- [WHAT YOU SHOULD DO] Look over the entries that follow and work out how many lines contain "años". State the number only.

- [RECORD EXCERPTS]
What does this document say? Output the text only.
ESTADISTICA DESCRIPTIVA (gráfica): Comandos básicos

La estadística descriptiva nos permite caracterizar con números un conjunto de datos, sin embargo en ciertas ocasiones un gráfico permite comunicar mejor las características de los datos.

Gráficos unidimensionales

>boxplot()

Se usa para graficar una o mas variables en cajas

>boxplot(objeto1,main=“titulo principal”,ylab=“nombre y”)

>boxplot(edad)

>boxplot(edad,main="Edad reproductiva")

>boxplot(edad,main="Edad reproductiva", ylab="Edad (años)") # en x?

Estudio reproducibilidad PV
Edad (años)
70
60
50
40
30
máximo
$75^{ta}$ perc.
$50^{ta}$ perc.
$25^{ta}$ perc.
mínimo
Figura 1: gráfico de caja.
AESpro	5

- [ANSWER TO THE TASK] 2